* **Task requirements**
Determine how many lines contain the string "проект". Reply with that figure and nothing else.
══════════════════════════════
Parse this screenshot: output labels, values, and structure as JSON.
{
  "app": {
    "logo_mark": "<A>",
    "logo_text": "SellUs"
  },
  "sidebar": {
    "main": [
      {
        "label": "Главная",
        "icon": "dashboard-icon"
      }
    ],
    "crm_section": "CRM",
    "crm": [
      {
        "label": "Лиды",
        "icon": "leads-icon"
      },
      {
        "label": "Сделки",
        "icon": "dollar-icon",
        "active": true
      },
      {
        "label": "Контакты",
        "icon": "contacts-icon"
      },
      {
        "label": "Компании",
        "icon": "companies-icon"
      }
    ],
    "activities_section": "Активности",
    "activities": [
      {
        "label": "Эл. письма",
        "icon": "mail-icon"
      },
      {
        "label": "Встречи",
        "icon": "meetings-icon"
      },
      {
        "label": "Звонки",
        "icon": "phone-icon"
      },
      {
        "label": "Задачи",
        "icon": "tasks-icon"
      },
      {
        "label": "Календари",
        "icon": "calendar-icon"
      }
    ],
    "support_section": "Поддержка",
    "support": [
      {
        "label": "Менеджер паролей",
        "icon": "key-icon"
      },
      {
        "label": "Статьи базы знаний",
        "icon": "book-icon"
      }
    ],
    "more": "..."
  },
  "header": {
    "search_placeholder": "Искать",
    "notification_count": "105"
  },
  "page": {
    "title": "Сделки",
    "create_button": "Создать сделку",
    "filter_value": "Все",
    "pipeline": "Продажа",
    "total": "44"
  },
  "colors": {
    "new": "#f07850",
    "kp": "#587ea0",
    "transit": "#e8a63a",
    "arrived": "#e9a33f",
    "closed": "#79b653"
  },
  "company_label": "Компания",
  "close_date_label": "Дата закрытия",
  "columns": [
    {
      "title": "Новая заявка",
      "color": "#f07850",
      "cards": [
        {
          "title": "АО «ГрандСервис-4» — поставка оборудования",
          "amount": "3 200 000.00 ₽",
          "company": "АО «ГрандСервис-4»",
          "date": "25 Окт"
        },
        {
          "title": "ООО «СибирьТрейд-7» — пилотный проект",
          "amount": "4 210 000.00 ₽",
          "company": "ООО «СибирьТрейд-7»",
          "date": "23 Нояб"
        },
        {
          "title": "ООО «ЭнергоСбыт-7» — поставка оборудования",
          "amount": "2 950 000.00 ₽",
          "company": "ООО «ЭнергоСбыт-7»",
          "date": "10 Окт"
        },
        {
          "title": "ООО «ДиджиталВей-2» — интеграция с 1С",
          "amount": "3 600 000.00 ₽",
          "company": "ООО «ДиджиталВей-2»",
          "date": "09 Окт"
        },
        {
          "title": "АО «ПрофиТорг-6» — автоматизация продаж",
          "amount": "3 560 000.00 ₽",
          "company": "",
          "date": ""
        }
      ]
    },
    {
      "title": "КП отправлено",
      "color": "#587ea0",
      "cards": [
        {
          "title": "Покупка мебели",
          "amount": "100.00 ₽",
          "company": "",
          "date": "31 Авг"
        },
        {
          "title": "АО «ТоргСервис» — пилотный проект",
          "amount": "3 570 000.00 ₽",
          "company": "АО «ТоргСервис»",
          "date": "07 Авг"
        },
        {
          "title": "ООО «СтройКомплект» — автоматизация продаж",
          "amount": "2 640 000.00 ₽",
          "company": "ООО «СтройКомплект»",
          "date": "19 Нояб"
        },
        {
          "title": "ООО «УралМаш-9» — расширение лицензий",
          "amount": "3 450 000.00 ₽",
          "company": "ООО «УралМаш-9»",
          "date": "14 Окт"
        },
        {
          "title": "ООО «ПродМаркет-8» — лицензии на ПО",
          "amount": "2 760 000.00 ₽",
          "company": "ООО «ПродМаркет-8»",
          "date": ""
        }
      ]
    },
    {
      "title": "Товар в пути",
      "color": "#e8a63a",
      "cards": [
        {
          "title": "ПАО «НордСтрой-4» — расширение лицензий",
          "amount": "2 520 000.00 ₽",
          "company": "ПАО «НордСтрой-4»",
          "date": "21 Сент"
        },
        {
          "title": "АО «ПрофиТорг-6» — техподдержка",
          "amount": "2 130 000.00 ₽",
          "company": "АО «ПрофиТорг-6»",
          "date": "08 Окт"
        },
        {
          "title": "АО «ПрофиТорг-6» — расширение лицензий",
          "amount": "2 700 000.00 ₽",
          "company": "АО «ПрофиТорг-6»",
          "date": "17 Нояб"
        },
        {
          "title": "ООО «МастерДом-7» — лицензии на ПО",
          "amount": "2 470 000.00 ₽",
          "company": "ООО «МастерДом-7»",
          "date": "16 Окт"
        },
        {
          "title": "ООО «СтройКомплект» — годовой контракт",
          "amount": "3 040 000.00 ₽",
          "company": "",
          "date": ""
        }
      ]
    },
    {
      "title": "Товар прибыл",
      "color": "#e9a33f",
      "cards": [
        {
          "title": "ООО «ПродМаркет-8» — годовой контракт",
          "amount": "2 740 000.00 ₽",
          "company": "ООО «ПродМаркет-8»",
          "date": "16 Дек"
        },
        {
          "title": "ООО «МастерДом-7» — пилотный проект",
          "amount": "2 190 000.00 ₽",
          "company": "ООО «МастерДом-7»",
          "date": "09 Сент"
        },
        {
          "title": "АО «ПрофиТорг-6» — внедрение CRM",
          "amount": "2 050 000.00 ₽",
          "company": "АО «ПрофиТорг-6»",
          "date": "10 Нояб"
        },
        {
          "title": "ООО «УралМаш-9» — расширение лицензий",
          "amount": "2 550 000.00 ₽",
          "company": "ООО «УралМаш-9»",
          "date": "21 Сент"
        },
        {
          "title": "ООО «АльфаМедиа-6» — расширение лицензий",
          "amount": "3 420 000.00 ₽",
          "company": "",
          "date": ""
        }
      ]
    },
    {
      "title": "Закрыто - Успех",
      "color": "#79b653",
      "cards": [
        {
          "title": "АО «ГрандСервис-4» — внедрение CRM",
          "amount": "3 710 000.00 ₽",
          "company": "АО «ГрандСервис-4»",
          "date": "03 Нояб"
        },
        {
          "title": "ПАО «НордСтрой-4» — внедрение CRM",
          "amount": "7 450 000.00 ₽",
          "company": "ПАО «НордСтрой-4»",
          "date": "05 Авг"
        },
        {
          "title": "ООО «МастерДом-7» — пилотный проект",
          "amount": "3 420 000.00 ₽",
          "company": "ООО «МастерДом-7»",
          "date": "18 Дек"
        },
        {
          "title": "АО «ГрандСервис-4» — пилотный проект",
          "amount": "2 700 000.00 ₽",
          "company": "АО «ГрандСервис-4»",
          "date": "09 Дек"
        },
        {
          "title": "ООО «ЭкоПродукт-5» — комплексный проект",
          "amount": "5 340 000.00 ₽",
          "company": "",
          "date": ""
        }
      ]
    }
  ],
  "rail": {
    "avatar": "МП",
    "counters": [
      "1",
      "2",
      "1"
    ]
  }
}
══════════════════════════════
* **Worked solution**
6